Information supplied:
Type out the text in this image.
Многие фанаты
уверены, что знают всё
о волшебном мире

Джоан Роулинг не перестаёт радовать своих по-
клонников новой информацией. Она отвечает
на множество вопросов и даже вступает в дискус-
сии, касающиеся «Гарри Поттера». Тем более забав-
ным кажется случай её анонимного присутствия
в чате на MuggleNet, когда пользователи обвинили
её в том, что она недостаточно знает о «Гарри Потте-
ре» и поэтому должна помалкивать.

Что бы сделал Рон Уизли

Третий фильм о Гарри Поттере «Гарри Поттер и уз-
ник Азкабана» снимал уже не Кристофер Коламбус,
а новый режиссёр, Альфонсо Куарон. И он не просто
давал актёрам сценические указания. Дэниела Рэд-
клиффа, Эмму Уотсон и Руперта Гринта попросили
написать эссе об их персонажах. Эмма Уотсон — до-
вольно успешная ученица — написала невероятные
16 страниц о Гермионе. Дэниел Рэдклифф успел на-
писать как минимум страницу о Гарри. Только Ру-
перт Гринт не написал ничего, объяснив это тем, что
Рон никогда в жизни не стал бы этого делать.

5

==

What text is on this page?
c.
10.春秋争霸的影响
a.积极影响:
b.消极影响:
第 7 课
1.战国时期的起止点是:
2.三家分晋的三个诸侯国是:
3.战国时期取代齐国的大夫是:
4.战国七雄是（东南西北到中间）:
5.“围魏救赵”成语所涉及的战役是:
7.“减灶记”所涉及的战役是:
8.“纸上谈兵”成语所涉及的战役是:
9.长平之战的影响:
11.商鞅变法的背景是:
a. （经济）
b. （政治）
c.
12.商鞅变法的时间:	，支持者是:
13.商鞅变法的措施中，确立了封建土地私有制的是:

* * *

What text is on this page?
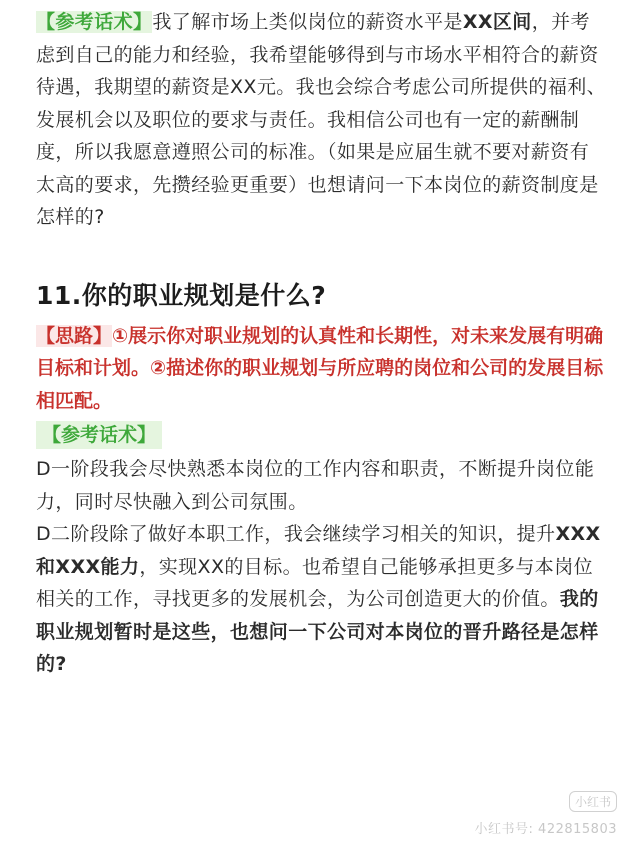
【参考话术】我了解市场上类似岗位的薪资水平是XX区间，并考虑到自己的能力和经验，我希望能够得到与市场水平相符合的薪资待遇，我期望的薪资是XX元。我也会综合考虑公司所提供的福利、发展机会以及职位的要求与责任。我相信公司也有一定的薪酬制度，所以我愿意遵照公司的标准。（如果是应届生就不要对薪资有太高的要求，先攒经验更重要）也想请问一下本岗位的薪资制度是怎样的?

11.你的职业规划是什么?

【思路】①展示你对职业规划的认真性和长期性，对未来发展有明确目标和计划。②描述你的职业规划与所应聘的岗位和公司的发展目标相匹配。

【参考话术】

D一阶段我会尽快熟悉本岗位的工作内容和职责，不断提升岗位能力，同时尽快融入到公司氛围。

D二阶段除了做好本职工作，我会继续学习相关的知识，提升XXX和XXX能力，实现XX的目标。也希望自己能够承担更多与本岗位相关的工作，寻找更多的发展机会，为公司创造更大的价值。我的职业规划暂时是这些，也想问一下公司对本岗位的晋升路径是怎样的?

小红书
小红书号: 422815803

Problem details:
Which lines contain the word "参考话术"? Return each of them.

Full solution:
【参考话术】我了解市场上类似岗位的薪资水平是XX区间，并考虑到自己的能力和经验，我希望能够得到与市场水平相符合的薪资待遇，我期望的薪资是XX元。我也会综合考虑公司所提供的福利、发展机会以及职位的要求与责任。我相信公司也有一定的薪酬制度，所以我愿意遵照公司的标准。（如果是应届生就不要对薪资有太高的要求，先攒经验更重要）也想请问一下本岗位的薪资制度是怎样的?
【参考话术】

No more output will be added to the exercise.